===== Input for this task =====
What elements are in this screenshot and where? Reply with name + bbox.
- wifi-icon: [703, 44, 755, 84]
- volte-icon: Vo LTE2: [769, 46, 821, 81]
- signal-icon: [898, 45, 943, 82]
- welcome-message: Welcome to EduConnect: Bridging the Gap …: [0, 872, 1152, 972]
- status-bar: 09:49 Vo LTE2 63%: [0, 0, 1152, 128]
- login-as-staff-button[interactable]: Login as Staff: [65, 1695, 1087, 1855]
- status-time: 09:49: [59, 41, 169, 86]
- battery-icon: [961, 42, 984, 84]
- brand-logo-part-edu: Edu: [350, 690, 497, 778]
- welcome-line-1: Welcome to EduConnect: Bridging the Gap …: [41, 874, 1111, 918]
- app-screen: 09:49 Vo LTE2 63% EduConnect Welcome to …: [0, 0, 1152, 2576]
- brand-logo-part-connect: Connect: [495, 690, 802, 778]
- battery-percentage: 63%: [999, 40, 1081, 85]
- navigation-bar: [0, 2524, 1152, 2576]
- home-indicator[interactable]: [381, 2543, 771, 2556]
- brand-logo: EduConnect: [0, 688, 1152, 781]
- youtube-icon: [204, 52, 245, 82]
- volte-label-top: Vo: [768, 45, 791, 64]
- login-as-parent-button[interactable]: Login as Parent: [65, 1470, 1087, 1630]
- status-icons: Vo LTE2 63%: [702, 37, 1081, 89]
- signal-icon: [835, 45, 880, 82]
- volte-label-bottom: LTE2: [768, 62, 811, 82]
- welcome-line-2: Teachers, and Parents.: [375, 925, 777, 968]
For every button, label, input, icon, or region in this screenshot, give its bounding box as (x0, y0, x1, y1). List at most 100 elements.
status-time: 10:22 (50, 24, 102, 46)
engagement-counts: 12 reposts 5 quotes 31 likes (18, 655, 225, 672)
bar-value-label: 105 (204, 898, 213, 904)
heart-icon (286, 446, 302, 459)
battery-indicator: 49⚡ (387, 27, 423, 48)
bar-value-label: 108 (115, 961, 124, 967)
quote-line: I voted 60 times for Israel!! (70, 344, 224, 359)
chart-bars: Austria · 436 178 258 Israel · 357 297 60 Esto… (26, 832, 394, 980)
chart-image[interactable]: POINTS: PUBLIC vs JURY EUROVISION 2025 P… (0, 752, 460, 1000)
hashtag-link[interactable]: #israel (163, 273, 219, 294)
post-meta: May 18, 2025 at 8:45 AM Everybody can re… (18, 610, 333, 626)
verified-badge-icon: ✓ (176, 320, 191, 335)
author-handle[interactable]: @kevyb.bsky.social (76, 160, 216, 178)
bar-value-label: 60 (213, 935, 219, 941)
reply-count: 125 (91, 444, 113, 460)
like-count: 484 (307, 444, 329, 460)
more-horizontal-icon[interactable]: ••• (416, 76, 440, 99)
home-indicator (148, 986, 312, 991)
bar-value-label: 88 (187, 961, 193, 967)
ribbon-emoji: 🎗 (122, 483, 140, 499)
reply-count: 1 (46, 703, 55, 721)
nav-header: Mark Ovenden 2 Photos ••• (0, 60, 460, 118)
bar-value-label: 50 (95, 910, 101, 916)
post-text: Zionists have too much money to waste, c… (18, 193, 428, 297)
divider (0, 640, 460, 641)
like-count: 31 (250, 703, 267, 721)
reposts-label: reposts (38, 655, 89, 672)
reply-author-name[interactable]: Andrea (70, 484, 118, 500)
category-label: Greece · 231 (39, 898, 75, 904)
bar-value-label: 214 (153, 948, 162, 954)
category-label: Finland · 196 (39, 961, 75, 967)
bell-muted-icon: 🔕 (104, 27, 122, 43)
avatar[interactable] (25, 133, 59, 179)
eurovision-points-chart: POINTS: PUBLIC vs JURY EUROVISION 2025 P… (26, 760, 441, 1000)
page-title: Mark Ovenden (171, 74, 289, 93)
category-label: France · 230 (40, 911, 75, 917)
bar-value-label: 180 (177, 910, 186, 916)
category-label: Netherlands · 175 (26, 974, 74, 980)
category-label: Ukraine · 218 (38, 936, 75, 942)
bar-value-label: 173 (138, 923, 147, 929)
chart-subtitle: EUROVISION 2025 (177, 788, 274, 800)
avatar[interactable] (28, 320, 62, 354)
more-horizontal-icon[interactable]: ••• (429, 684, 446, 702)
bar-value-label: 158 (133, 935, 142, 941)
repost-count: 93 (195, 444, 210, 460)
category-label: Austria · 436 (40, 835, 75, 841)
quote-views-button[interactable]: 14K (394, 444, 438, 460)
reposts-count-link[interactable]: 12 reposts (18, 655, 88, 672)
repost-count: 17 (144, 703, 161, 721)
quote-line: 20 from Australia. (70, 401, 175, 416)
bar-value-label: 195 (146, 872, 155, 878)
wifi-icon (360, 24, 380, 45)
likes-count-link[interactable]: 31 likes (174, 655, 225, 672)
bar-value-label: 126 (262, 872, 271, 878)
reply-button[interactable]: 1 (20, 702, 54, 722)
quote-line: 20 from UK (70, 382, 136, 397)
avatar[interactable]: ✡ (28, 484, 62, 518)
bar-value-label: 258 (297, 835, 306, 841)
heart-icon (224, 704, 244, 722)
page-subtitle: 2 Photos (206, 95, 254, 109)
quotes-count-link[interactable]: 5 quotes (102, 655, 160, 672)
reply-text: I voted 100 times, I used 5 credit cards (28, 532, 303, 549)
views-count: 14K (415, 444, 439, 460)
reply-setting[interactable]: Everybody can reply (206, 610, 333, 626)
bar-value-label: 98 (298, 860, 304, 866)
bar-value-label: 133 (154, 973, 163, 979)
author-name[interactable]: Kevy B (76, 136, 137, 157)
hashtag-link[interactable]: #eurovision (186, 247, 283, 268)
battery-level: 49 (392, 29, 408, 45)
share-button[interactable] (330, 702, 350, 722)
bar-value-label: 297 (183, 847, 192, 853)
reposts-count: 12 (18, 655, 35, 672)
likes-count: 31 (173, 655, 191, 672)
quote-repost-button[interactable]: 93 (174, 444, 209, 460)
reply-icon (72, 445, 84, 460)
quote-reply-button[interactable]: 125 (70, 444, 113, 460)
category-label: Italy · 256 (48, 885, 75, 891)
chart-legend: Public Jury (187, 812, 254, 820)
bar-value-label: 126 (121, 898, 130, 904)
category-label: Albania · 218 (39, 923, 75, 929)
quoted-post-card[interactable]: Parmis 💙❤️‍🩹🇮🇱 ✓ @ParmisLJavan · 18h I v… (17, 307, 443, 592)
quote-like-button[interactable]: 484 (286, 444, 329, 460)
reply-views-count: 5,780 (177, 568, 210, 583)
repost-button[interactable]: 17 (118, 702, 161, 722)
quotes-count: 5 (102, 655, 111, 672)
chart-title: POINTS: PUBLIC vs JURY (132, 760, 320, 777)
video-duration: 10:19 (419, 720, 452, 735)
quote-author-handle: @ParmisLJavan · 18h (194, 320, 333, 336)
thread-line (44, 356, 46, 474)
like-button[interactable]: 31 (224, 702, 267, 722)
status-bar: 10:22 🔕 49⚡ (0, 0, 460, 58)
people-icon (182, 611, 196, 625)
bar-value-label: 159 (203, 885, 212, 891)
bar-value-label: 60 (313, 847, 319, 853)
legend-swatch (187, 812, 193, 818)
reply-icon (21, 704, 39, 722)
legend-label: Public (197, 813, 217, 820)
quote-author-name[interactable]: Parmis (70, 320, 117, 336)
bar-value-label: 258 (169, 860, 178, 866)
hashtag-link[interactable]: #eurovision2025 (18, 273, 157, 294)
=====
» Description of the task: Give every line of the listing above as a Markdown table with the columns Row and Line. Put a row number in Row and the line's text in Line, and leave out blank lines.

» Output:
| Row | Line |
|---|---|
| 1 | What elements are in this screenshot and where? Reply with name + bbox. |
| 2 | - wifi-icon: [703, 44, 755, 84] |
| 3 | - volte-icon: Vo LTE2: [769, 46, 821, 81] |
| 4 | - signal-icon: [898, 45, 943, 82] |
| 5 | - welcome-message: Welcome to EduConnect: Bridging the Gap …: [0, 872, 1152, 972] |
| 6 | - status-bar: 09:49 Vo LTE2 63%: [0, 0, 1152, 128] |
| 7 | - login-as-staff-button[interactable]: Login as Staff: [65, 1695, 1087, 1855] |
| 8 | - status-time: 09:49: [59, 41, 169, 86] |
| 9 | - battery-icon: [961, 42, 984, 84] |
| 10 | - brand-logo-part-edu: Edu: [350, 690, 497, 778] |
| 11 | - welcome-line-1: Welcome to EduConnect: Bridging the Gap …: [41, 874, 1111, 918] |
| 12 | - app-screen: 09:49 Vo LTE2 63% EduConnect Welcome to …: [0, 0, 1152, 2576] |
| 13 | - brand-logo-part-connect: Connect: [495, 690, 802, 778] |
| 14 | - battery-percentage: 63%: [999, 40, 1081, 85] |
| 15 | - navigation-bar: [0, 2524, 1152, 2576] |
| 16 | - home-indicator[interactable]: [381, 2543, 771, 2556] |
| 17 | - brand-logo: EduConnect: [0, 688, 1152, 781] |
| 18 | - youtube-icon: [204, 52, 245, 82] |
| 19 | - volte-label-top: Vo: [768, 45, 791, 64] |
| 20 | - login-as-parent-button[interactable]: Login as Parent: [65, 1470, 1087, 1630] |
| 21 | - status-icons: Vo LTE2 63%: [702, 37, 1081, 89] |
| 22 | - signal-icon: [835, 45, 880, 82] |
| 23 | - volte-label-bottom: LTE2: [768, 62, 811, 82] |
| 24 | - welcome-line-2: Teachers, and Parents.: [375, 925, 777, 968] |
| 25 | For every button, label, input, icon, or region in this screenshot, give its bounding box as (x0, y0, x1, y1). List at most 100 elements. |
| 26 | status-time: 10:22 (50, 24, 102, 46) |
| 27 | engagement-counts: 12 reposts 5 quotes 31 likes (18, 655, 225, 672) |
| 28 | bar-value-label: 105 (204, 898, 213, 904) |
| 29 | heart-icon (286, 446, 302, 459) |
| 30 | battery-indicator: 49⚡ (387, 27, 423, 48) |
| 31 | bar-value-label: 108 (115, 961, 124, 967) |
| 32 | quote-line: I voted 60 times for Israel!! (70, 344, 224, 359) |
| 33 | chart-bars: Austria · 436 178 258 Israel · 357 297 60 Esto… (26, 832, 394, 980) |
| 34 | chart-image[interactable]: POINTS: PUBLIC vs JURY EUROVISION 2025 P… (0, 752, 460, 1000) |
| 35 | hashtag-link[interactable]: #israel (163, 273, 219, 294) |
| 36 | post-meta: May 18, 2025 at 8:45 AM Everybody can re… (18, 610, 333, 626) |
| 37 | verified-badge-icon: ✓ (176, 320, 191, 335) |
| 38 | author-handle[interactable]: @kevyb.bsky.social (76, 160, 216, 178) |
| 39 | bar-value-label: 60 (213, 935, 219, 941) |
| 40 | reply-count: 125 (91, 444, 113, 460) |
| 41 | like-count: 484 (307, 444, 329, 460) |
| 42 | more-horizontal-icon[interactable]: ••• (416, 76, 440, 99) |
| 43 | home-indicator (148, 986, 312, 991) |
| 44 | bar-value-label: 88 (187, 961, 193, 967) |
| 45 | ribbon-emoji: 🎗 (122, 483, 140, 499) |
| 46 | reply-count: 1 (46, 703, 55, 721) |
| 47 | nav-header: Mark Ovenden 2 Photos ••• (0, 60, 460, 118) |
| 48 | bar-value-label: 50 (95, 910, 101, 916) |
| 49 | post-text: Zionists have too much money to waste, c… (18, 193, 428, 297) |
| 50 | divider (0, 640, 460, 641) |
| 51 | like-count: 31 (250, 703, 267, 721) |
| 52 | reposts-label: reposts (38, 655, 89, 672) |
| 53 | reply-author-name[interactable]: Andrea (70, 484, 118, 500) |
| 54 | category-label: Greece · 231 (39, 898, 75, 904) |
| 55 | bar-value-label: 214 (153, 948, 162, 954) |
| 56 | category-label: Finland · 196 (39, 961, 75, 967) |
| 57 | bell-muted-icon: 🔕 (104, 27, 122, 43) |
| 58 | avatar[interactable] (25, 133, 59, 179) |
| 59 | eurovision-points-chart: POINTS: PUBLIC vs JURY EUROVISION 2025 P… (26, 760, 441, 1000) |
| 60 | page-title: Mark Ovenden (171, 74, 289, 93) |
| 61 | category-label: France · 230 (40, 911, 75, 917) |
| 62 | bar-value-label: 180 (177, 910, 186, 916) |
| 63 | category-label: Netherlands · 175 (26, 974, 74, 980) |
| 64 | category-label: Ukraine · 218 (38, 936, 75, 942) |
| 65 | bar-value-label: 173 (138, 923, 147, 929) |
| 66 | chart-subtitle: EUROVISION 2025 (177, 788, 274, 800) |
| 67 | avatar[interactable] (28, 320, 62, 354) |
| 68 | more-horizontal-icon[interactable]: ••• (429, 684, 446, 702) |
| 69 | bar-value-label: 158 (133, 935, 142, 941) |
| 70 | repost-count: 93 (195, 444, 210, 460) |
| 71 | category-label: Austria · 436 (40, 835, 75, 841) |
| 72 | quote-views-button[interactable]: 14K (394, 444, 438, 460) |
| 73 | reposts-count-link[interactable]: 12 reposts (18, 655, 88, 672) |
| 74 | repost-count: 17 (144, 703, 161, 721) |
| 75 | quote-line: 20 from Australia. (70, 401, 175, 416) |
| 76 | bar-value-label: 195 (146, 872, 155, 878) |
| 77 | wifi-icon (360, 24, 380, 45) |
| 78 | likes-count-link[interactable]: 31 likes (174, 655, 225, 672) |
| 79 | bar-value-label: 126 (262, 872, 271, 878) |
| 80 | reply-button[interactable]: 1 (20, 702, 54, 722) |
| 81 | quote-line: 20 from UK (70, 382, 136, 397) |
| 82 | avatar[interactable]: ✡ (28, 484, 62, 518) |
| 83 | bar-value-label: 258 (297, 835, 306, 841) |
| 84 | heart-icon (224, 704, 244, 722) |
| 85 | page-subtitle: 2 Photos (206, 95, 254, 109) |
| 86 | quotes-count-link[interactable]: 5 quotes (102, 655, 160, 672) |
| 87 | reply-text: I voted 100 times, I used 5 credit cards (28, 532, 303, 549) |
| 88 | views-count: 14K (415, 444, 439, 460) |
| 89 | reply-setting[interactable]: Everybody can reply (206, 610, 333, 626) |
| 90 | bar-value-label: 98 (298, 860, 304, 866) |
| 91 | bar-value-label: 133 (154, 973, 163, 979) |
| 92 | author-name[interactable]: Kevy B (76, 136, 137, 157) |
| 93 | hashtag-link[interactable]: #eurovision (186, 247, 283, 268) |
| 94 | battery-level: 49 (392, 29, 408, 45) |
| 95 | share-button[interactable] (330, 702, 350, 722) |
| 96 | bar-value-label: 297 (183, 847, 192, 853) |
| 97 | reposts-count: 12 (18, 655, 35, 672) |
| 98 | likes-count: 31 (173, 655, 191, 672) |
| 99 | quote-repost-button[interactable]: 93 (174, 444, 209, 460) |
| 100 | reply-icon (72, 445, 84, 460) |
| 101 | quote-reply-button[interactable]: 125 (70, 444, 113, 460) |
| 102 | category-label: Italy · 256 (48, 885, 75, 891) |
| 103 | chart-legend: Public Jury (187, 812, 254, 820) |
| 104 | bar-value-label: 126 (121, 898, 130, 904) |
| 105 | category-label: Albania · 218 (39, 923, 75, 929) |
| 106 | quoted-post-card[interactable]: Parmis 💙❤️‍🩹🇮🇱 ✓ @ParmisLJavan · 18h I v… (17, 307, 443, 592) |
| 107 | quote-like-button[interactable]: 484 (286, 444, 329, 460) |
| 108 | reply-views-count: 5,780 (177, 568, 210, 583) |
| 109 | repost-button[interactable]: 17 (118, 702, 161, 722) |
| 110 | quotes-count: 5 (102, 655, 111, 672) |
| 111 | chart-title: POINTS: PUBLIC vs JURY (132, 760, 320, 777) |
| 112 | video-duration: 10:19 (419, 720, 452, 735) |
| 113 | quote-author-handle: @ParmisLJavan · 18h (194, 320, 333, 336) |
| 114 | thread-line (44, 356, 46, 474) |
| 115 | like-button[interactable]: 31 (224, 702, 267, 722) |
| 116 | status-bar: 10:22 🔕 49⚡ (0, 0, 460, 58) |
| 117 | people-icon (182, 611, 196, 625) |
| 118 | bar-value-label: 159 (203, 885, 212, 891) |
| 119 | bar-value-label: 60 (313, 847, 319, 853) |
| 120 | legend-swatch (187, 812, 193, 818) |
| 121 | reply-icon (21, 704, 39, 722) |
| 122 | legend-label: Public (197, 813, 217, 820) |
| 123 | quote-author-name[interactable]: Parmis (70, 320, 117, 336) |
| 124 | bar-value-label: 258 (169, 860, 178, 866) |
| 125 | hashtag-link[interactable]: #eurovision2025 (18, 273, 157, 294) |